(EXERCISE BRIEF): Output the records. Match them exactly.

(PROVIDED ENTRIES):

——

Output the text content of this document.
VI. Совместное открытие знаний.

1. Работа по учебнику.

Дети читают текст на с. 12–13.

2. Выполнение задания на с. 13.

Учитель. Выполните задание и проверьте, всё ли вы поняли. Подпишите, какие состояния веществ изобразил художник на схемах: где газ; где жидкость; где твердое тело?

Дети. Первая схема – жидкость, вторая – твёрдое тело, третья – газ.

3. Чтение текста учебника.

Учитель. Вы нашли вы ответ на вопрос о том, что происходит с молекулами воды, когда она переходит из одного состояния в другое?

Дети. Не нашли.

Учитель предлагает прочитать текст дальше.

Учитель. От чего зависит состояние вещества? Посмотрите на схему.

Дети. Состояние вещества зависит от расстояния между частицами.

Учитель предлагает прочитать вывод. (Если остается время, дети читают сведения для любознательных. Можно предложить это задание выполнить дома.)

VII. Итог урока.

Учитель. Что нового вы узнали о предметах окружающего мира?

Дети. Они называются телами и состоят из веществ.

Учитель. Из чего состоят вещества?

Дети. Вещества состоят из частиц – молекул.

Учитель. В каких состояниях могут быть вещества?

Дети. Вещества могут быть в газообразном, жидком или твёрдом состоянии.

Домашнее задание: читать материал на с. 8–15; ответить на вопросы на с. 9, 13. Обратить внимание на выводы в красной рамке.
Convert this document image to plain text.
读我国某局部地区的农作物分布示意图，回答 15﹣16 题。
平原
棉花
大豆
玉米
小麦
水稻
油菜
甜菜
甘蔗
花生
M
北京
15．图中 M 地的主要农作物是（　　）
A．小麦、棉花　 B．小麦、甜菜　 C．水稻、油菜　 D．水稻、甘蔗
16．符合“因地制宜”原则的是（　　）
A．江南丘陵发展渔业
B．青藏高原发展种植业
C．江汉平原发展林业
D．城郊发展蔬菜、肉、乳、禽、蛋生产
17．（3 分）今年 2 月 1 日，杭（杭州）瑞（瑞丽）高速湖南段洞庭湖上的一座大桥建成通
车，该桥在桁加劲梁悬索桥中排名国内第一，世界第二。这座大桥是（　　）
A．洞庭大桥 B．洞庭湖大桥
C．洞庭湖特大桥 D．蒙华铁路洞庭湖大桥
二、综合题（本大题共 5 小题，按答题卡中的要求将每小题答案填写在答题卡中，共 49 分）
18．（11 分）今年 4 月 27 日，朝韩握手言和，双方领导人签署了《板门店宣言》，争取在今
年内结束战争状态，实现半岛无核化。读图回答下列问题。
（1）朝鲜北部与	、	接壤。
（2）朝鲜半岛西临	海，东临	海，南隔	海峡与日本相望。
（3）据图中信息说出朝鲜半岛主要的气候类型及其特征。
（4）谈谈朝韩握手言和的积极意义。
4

——

(PROBLEM SOLUTION):
Output the text content of this document.
VI. Совместное открытие знаний.

1. Работа по учебнику.

Дети читают текст на с. 12–13.

2. Выполнение задания на с. 13.

Учитель. Выполните задание и проверьте, всё ли вы поняли. Подпишите, какие состояния веществ изобразил художник на схемах: где газ; где жидкость; где твердое тело?

Дети. Первая схема – жидкость, вторая – твёрдое тело, третья – газ.

3. Чтение текста учебника.

Учитель. Вы нашли вы ответ на вопрос о том, что происходит с молекулами воды, когда она переходит из одного состояния в другое?

Дети. Не нашли.

Учитель предлагает прочитать текст дальше.

Учитель. От чего зависит состояние вещества? Посмотрите на схему.

Дети. Состояние вещества зависит от расстояния между частицами.

Учитель предлагает прочитать вывод. (Если остается время, дети читают сведения для любознательных. Можно предложить это задание выполнить дома.)

VII. Итог урока.

Учитель. Что нового вы узнали о предметах окружающего мира?

Дети. Они называются телами и состоят из веществ.

Учитель. Из чего состоят вещества?

Дети. Вещества состоят из частиц – молекул.

Учитель. В каких состояниях могут быть вещества?

Дети. Вещества могут быть в газообразном, жидком или твёрдом состоянии.

Домашнее задание: читать материал на с. 8–15; ответить на вопросы на с. 9, 13. Обратить внимание на выводы в красной рамке.
Convert this document image to plain text.
读我国某局部地区的农作物分布示意图，回答 15﹣16 题。
平原
棉花
大豆
玉米
小麦
水稻
油菜
甜菜
甘蔗
花生
M
北京
15．图中 M 地的主要农作物是（　　）
A．小麦、棉花　 B．小麦、甜菜　 C．水稻、油菜　 D．水稻、甘蔗
16．符合“因地制宜”原则的是（　　）
A．江南丘陵发展渔业
B．青藏高原发展种植业
C．江汉平原发展林业
D．城郊发展蔬菜、肉、乳、禽、蛋生产
17．（3 分）今年 2 月 1 日，杭（杭州）瑞（瑞丽）高速湖南段洞庭湖上的一座大桥建成通
车，该桥在桁加劲梁悬索桥中排名国内第一，世界第二。这座大桥是（　　）
A．洞庭大桥 B．洞庭湖大桥
C．洞庭湖特大桥 D．蒙华铁路洞庭湖大桥
二、综合题（本大题共 5 小题，按答题卡中的要求将每小题答案填写在答题卡中，共 49 分）
18．（11 分）今年 4 月 27 日，朝韩握手言和，双方领导人签署了《板门店宣言》，争取在今
年内结束战争状态，实现半岛无核化。读图回答下列问题。
（1）朝鲜北部与	、	接壤。
（2）朝鲜半岛西临	海，东临	海，南隔	海峡与日本相望。
（3）据图中信息说出朝鲜半岛主要的气候类型及其特征。
（4）谈谈朝韩握手言和的积极意义。
4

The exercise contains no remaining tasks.